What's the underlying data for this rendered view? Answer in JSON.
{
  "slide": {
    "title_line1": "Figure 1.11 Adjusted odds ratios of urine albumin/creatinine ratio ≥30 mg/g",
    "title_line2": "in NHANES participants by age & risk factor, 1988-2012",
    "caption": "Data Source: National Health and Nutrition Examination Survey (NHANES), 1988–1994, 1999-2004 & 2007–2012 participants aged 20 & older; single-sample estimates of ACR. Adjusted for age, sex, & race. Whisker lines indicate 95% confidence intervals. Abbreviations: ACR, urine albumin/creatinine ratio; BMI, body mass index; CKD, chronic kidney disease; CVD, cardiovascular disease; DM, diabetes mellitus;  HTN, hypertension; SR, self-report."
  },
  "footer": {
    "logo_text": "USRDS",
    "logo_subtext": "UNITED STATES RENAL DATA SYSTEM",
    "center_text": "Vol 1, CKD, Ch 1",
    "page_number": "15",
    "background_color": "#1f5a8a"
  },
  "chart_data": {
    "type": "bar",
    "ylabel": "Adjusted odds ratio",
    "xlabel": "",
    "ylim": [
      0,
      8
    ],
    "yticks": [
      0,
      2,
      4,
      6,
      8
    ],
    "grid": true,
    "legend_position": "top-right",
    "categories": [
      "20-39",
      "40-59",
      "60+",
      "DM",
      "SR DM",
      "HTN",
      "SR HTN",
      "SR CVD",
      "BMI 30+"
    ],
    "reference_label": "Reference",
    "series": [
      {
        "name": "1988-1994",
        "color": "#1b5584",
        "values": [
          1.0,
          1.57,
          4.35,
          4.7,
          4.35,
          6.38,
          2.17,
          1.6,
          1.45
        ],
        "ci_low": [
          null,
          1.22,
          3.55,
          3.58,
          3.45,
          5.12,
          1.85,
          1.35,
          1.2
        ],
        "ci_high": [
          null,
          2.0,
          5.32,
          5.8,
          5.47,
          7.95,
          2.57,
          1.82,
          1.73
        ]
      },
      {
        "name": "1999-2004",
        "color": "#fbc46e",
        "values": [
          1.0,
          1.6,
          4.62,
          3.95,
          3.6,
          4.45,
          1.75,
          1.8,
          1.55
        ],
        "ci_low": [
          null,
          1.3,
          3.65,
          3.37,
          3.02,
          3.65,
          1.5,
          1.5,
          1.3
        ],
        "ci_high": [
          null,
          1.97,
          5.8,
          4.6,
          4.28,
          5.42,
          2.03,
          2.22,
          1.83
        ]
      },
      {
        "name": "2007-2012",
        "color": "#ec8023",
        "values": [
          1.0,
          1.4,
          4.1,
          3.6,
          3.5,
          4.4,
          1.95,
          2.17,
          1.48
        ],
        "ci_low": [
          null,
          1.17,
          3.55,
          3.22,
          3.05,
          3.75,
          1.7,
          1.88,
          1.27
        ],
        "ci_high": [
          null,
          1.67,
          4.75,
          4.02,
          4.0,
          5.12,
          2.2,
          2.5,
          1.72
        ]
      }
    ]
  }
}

::::::

_Exercise_. Restate each record exactly as written.

_Task solution_.
What's the underlying data for this rendered view? Answer in JSON.
{
  "slide": {
    "title_line1": "Figure 1.11 Adjusted odds ratios of urine albumin/creatinine ratio ≥30 mg/g",
    "title_line2": "in NHANES participants by age & risk factor, 1988-2012",
    "caption": "Data Source: National Health and Nutrition Examination Survey (NHANES), 1988–1994, 1999-2004 & 2007–2012 participants aged 20 & older; single-sample estimates of ACR. Adjusted for age, sex, & race. Whisker lines indicate 95% confidence intervals. Abbreviations: ACR, urine albumin/creatinine ratio; BMI, body mass index; CKD, chronic kidney disease; CVD, cardiovascular disease; DM, diabetes mellitus;  HTN, hypertension; SR, self-report."
  },
  "footer": {
    "logo_text": "USRDS",
    "logo_subtext": "UNITED STATES RENAL DATA SYSTEM",
    "center_text": "Vol 1, CKD, Ch 1",
    "page_number": "15",
    "background_color": "#1f5a8a"
  },
  "chart_data": {
    "type": "bar",
    "ylabel": "Adjusted odds ratio",
    "xlabel": "",
    "ylim": [
      0,
      8
    ],
    "yticks": [
      0,
      2,
      4,
      6,
      8
    ],
    "grid": true,
    "legend_position": "top-right",
    "categories": [
      "20-39",
      "40-59",
      "60+",
      "DM",
      "SR DM",
      "HTN",
      "SR HTN",
      "SR CVD",
      "BMI 30+"
    ],
    "reference_label": "Reference",
    "series": [
      {
        "name": "1988-1994",
        "color": "#1b5584",
        "values": [
          1.0,
          1.57,
          4.35,
          4.7,
          4.35,
          6.38,
          2.17,
          1.6,
          1.45
        ],
        "ci_low": [
          null,
          1.22,
          3.55,
          3.58,
          3.45,
          5.12,
          1.85,
          1.35,
          1.2
        ],
        "ci_high": [
          null,
          2.0,
          5.32,
          5.8,
          5.47,
          7.95,
          2.57,
          1.82,
          1.73
        ]
      },
      {
        "name": "1999-2004",
        "color": "#fbc46e",
        "values": [
          1.0,
          1.6,
          4.62,
          3.95,
          3.6,
          4.45,
          1.75,
          1.8,
          1.55
        ],
        "ci_low": [
          null,
          1.3,
          3.65,
          3.37,
          3.02,
          3.65,
          1.5,
          1.5,
          1.3
        ],
        "ci_high": [
          null,
          1.97,
          5.8,
          4.6,
          4.28,
          5.42,
          2.03,
          2.22,
          1.83
        ]
      },
      {
        "name": "2007-2012",
        "color": "#ec8023",
        "values": [
          1.0,
          1.4,
          4.1,
          3.6,
          3.5,
          4.4,
          1.95,
          2.17,
          1.48
        ],
        "ci_low": [
          null,
          1.17,
          3.55,
          3.22,
          3.05,
          3.75,
          1.7,
          1.88,
          1.27
        ],
        "ci_high": [
          null,
          1.67,
          4.75,
          4.02,
          4.0,
          5.12,
          2.2,
          2.5,
          1.72
        ]
      }
    ]
  }
}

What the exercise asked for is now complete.